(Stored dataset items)
******************************

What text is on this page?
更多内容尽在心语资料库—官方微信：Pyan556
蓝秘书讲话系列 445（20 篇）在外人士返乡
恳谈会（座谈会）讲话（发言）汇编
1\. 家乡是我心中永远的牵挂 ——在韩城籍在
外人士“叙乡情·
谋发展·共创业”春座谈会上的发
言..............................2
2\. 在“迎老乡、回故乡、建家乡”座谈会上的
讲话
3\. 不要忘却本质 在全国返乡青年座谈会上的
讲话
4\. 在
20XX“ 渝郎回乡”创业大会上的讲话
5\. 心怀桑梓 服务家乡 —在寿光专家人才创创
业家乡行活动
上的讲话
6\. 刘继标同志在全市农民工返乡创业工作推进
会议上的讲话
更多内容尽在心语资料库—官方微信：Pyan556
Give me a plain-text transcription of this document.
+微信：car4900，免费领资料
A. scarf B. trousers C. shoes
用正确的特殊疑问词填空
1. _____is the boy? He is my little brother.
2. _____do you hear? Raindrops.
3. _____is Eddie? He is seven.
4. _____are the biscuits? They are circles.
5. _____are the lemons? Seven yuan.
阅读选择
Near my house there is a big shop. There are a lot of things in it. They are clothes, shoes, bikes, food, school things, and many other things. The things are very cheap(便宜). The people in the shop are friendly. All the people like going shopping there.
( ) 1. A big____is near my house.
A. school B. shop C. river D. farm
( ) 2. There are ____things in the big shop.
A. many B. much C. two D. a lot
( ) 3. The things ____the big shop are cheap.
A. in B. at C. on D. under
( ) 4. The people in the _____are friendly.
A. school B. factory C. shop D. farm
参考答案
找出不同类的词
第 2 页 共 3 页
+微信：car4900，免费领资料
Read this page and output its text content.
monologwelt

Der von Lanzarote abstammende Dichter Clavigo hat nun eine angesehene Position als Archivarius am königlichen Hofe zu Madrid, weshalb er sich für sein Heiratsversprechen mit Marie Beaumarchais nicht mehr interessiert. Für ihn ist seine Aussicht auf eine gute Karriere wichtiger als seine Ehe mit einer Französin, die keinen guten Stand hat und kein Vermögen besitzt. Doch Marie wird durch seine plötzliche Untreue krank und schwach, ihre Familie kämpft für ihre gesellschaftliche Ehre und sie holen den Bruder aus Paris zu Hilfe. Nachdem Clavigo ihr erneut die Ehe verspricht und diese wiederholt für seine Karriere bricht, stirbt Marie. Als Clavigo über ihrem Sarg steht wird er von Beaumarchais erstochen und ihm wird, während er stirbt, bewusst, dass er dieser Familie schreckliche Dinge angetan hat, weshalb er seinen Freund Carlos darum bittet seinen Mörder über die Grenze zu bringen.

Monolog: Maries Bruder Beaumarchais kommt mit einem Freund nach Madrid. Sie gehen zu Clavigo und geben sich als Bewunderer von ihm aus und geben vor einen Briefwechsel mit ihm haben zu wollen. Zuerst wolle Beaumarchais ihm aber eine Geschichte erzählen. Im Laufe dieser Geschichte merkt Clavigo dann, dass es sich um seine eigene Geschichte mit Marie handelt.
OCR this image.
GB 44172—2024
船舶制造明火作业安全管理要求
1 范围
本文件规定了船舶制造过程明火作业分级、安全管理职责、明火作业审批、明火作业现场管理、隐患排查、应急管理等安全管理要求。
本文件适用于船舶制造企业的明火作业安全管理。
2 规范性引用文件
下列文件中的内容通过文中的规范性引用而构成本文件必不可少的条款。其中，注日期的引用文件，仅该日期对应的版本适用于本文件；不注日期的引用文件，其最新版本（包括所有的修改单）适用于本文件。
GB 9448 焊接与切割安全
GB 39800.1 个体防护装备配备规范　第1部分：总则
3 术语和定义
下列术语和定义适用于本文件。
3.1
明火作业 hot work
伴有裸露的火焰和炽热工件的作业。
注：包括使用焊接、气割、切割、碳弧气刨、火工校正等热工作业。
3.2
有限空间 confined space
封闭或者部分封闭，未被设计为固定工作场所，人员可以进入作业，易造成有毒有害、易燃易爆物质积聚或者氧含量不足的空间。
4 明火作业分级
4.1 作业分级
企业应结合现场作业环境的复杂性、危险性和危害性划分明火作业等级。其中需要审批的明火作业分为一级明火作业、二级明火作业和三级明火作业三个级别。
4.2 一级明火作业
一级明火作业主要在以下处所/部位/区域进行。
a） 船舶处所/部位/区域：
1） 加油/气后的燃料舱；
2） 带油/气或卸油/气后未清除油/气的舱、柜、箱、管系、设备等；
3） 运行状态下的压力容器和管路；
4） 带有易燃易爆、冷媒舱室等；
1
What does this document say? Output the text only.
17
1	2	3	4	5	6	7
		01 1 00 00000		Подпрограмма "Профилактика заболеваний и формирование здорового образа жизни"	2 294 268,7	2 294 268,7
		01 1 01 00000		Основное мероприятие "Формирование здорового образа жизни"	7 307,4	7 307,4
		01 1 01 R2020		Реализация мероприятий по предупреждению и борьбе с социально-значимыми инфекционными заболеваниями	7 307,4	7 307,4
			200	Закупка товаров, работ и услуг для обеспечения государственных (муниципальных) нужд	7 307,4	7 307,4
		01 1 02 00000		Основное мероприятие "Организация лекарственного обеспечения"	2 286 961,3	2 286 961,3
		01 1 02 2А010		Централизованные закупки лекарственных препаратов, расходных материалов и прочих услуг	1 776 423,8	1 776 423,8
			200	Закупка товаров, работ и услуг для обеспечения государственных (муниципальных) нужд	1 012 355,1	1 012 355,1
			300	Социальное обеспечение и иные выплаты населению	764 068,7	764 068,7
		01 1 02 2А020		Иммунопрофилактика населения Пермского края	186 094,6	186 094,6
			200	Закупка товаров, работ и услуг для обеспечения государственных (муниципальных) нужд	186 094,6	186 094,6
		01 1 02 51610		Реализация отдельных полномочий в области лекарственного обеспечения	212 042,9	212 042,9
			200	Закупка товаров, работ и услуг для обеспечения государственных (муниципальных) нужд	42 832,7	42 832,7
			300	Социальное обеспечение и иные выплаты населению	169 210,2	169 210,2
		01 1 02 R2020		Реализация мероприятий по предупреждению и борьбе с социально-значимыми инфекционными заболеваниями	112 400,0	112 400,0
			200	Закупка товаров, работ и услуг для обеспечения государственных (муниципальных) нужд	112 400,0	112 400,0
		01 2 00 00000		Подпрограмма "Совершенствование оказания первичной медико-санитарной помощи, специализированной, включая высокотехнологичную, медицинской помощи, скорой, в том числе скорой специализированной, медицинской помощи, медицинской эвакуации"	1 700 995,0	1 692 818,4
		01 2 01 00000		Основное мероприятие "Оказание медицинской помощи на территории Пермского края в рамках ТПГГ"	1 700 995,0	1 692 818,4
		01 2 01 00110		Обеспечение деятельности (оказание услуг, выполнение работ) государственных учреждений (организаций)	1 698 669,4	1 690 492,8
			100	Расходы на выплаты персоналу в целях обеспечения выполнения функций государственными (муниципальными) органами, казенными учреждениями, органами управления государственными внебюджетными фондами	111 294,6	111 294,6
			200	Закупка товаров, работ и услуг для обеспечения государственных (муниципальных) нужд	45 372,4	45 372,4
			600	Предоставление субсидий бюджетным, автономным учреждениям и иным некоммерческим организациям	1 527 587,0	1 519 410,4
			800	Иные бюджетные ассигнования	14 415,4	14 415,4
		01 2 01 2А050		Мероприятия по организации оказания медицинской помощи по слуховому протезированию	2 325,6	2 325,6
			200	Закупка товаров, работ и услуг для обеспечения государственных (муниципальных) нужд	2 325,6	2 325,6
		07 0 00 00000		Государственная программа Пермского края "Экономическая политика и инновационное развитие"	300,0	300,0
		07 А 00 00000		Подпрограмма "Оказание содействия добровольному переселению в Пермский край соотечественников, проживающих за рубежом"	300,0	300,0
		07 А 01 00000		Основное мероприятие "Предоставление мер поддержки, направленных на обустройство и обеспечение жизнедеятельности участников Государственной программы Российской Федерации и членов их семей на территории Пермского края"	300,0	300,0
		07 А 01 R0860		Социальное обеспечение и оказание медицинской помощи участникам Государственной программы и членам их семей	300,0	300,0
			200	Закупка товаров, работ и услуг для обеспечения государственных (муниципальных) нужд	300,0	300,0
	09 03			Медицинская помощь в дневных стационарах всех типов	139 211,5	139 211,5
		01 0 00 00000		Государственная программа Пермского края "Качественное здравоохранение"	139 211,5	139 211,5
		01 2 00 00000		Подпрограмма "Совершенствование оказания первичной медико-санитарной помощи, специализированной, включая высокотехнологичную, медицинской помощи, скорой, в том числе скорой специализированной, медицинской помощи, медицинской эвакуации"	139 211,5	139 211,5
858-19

******************************

Collect the lines of the data that carry the word "Государственная".

		07 0 00 00000		Государственная программа Пермского края "Экономическая политика и инновационное развитие"	300,0	300,0
		01 0 00 00000		Государственная программа Пермского края "Качественное здравоохранение"	139 211,5	139 211,5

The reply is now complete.